## Data excerpts
⁂

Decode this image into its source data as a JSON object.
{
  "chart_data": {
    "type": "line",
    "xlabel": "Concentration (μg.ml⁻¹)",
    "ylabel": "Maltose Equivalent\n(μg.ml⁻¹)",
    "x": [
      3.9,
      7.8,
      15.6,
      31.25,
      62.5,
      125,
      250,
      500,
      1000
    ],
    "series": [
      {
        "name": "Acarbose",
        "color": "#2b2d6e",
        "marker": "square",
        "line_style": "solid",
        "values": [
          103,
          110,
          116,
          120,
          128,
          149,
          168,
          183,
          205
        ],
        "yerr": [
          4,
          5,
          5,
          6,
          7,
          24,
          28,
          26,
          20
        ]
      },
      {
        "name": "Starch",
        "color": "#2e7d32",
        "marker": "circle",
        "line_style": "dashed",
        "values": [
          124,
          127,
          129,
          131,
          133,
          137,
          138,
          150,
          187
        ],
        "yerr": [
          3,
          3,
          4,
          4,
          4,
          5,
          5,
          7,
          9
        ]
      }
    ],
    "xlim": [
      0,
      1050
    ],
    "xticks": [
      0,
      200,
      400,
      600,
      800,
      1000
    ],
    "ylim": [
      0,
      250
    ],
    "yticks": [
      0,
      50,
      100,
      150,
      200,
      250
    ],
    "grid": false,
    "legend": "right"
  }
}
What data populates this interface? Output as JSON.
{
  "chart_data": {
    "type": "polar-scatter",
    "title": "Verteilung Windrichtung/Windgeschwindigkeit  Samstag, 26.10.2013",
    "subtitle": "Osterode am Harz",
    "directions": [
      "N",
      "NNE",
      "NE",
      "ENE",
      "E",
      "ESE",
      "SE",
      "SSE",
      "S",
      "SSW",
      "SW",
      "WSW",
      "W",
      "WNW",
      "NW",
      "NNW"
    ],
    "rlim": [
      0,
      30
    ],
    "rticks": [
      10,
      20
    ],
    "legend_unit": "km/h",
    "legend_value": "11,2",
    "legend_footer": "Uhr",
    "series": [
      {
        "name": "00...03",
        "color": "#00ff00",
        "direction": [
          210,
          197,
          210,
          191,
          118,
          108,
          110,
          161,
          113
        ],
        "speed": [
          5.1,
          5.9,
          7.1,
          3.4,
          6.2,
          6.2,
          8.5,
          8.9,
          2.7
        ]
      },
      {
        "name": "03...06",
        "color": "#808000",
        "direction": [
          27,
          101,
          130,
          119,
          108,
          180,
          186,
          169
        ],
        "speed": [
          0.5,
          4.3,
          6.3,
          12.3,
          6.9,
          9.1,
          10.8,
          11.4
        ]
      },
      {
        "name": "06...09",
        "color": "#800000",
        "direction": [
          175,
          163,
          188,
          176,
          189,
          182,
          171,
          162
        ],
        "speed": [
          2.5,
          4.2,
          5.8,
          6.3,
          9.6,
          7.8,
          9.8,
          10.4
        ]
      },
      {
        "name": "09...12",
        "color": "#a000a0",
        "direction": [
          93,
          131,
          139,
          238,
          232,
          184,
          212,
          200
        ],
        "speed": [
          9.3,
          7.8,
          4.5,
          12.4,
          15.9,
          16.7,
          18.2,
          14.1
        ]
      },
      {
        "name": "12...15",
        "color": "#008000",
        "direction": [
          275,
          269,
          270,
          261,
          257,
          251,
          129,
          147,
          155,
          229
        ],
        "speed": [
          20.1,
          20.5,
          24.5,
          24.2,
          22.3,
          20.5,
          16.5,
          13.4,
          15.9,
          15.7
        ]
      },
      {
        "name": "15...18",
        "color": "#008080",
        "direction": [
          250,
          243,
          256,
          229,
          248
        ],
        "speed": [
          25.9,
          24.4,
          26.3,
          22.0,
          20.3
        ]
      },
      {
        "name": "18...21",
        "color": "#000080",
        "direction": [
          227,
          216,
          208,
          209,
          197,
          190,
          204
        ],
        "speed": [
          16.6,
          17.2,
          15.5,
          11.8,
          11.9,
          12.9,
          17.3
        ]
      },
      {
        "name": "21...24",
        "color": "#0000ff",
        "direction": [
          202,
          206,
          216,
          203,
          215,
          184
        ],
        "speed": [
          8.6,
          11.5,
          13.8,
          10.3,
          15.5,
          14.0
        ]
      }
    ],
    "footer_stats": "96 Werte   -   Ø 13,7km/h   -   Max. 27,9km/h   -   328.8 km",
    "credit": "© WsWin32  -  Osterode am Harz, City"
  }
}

⁂

## What is needed
Please quote the records above exactly, without skipping a line.

## Answer to the exercise
Decode this image into its source data as a JSON object.
{
  "chart_data": {
    "type": "line",
    "xlabel": "Concentration (μg.ml⁻¹)",
    "ylabel": "Maltose Equivalent\n(μg.ml⁻¹)",
    "x": [
      3.9,
      7.8,
      15.6,
      31.25,
      62.5,
      125,
      250,
      500,
      1000
    ],
    "series": [
      {
        "name": "Acarbose",
        "color": "#2b2d6e",
        "marker": "square",
        "line_style": "solid",
        "values": [
          103,
          110,
          116,
          120,
          128,
          149,
          168,
          183,
          205
        ],
        "yerr": [
          4,
          5,
          5,
          6,
          7,
          24,
          28,
          26,
          20
        ]
      },
      {
        "name": "Starch",
        "color": "#2e7d32",
        "marker": "circle",
        "line_style": "dashed",
        "values": [
          124,
          127,
          129,
          131,
          133,
          137,
          138,
          150,
          187
        ],
        "yerr": [
          3,
          3,
          4,
          4,
          4,
          5,
          5,
          7,
          9
        ]
      }
    ],
    "xlim": [
      0,
      1050
    ],
    "xticks": [
      0,
      200,
      400,
      600,
      800,
      1000
    ],
    "ylim": [
      0,
      250
    ],
    "yticks": [
      0,
      50,
      100,
      150,
      200,
      250
    ],
    "grid": false,
    "legend": "right"
  }
}
What data populates this interface? Output as JSON.
{
  "chart_data": {
    "type": "polar-scatter",
    "title": "Verteilung Windrichtung/Windgeschwindigkeit  Samstag, 26.10.2013",
    "subtitle": "Osterode am Harz",
    "directions": [
      "N",
      "NNE",
      "NE",
      "ENE",
      "E",
      "ESE",
      "SE",
      "SSE",
      "S",
      "SSW",
      "SW",
      "WSW",
      "W",
      "WNW",
      "NW",
      "NNW"
    ],
    "rlim": [
      0,
      30
    ],
    "rticks": [
      10,
      20
    ],
    "legend_unit": "km/h",
    "legend_value": "11,2",
    "legend_footer": "Uhr",
    "series": [
      {
        "name": "00...03",
        "color": "#00ff00",
        "direction": [
          210,
          197,
          210,
          191,
          118,
          108,
          110,
          161,
          113
        ],
        "speed": [
          5.1,
          5.9,
          7.1,
          3.4,
          6.2,
          6.2,
          8.5,
          8.9,
          2.7
        ]
      },
      {
        "name": "03...06",
        "color": "#808000",
        "direction": [
          27,
          101,
          130,
          119,
          108,
          180,
          186,
          169
        ],
        "speed": [
          0.5,
          4.3,
          6.3,
          12.3,
          6.9,
          9.1,
          10.8,
          11.4
        ]
      },
      {
        "name": "06...09",
        "color": "#800000",
        "direction": [
          175,
          163,
          188,
          176,
          189,
          182,
          171,
          162
        ],
        "speed": [
          2.5,
          4.2,
          5.8,
          6.3,
          9.6,
          7.8,
          9.8,
          10.4
        ]
      },
      {
        "name": "09...12",
        "color": "#a000a0",
        "direction": [
          93,
          131,
          139,
          238,
          232,
          184,
          212,
          200
        ],
        "speed": [
          9.3,
          7.8,
          4.5,
          12.4,
          15.9,
          16.7,
          18.2,
          14.1
        ]
      },
      {
        "name": "12...15",
        "color": "#008000",
        "direction": [
          275,
          269,
          270,
          261,
          257,
          251,
          129,
          147,
          155,
          229
        ],
        "speed": [
          20.1,
          20.5,
          24.5,
          24.2,
          22.3,
          20.5,
          16.5,
          13.4,
          15.9,
          15.7
        ]
      },
      {
        "name": "15...18",
        "color": "#008080",
        "direction": [
          250,
          243,
          256,
          229,
          248
        ],
        "speed": [
          25.9,
          24.4,
          26.3,
          22.0,
          20.3
        ]
      },
      {
        "name": "18...21",
        "color": "#000080",
        "direction": [
          227,
          216,
          208,
          209,
          197,
          190,
          204
        ],
        "speed": [
          16.6,
          17.2,
          15.5,
          11.8,
          11.9,
          12.9,
          17.3
        ]
      },
      {
        "name": "21...24",
        "color": "#0000ff",
        "direction": [
          202,
          206,
          216,
          203,
          215,
          184
        ],
        "speed": [
          8.6,
          11.5,
          13.8,
          10.3,
          15.5,
          14.0
        ]
      }
    ],
    "footer_stats": "96 Werte   -   Ø 13,7km/h   -   Max. 27,9km/h   -   328.8 km",
    "credit": "© WsWin32  -  Osterode am Harz, City"
  }
}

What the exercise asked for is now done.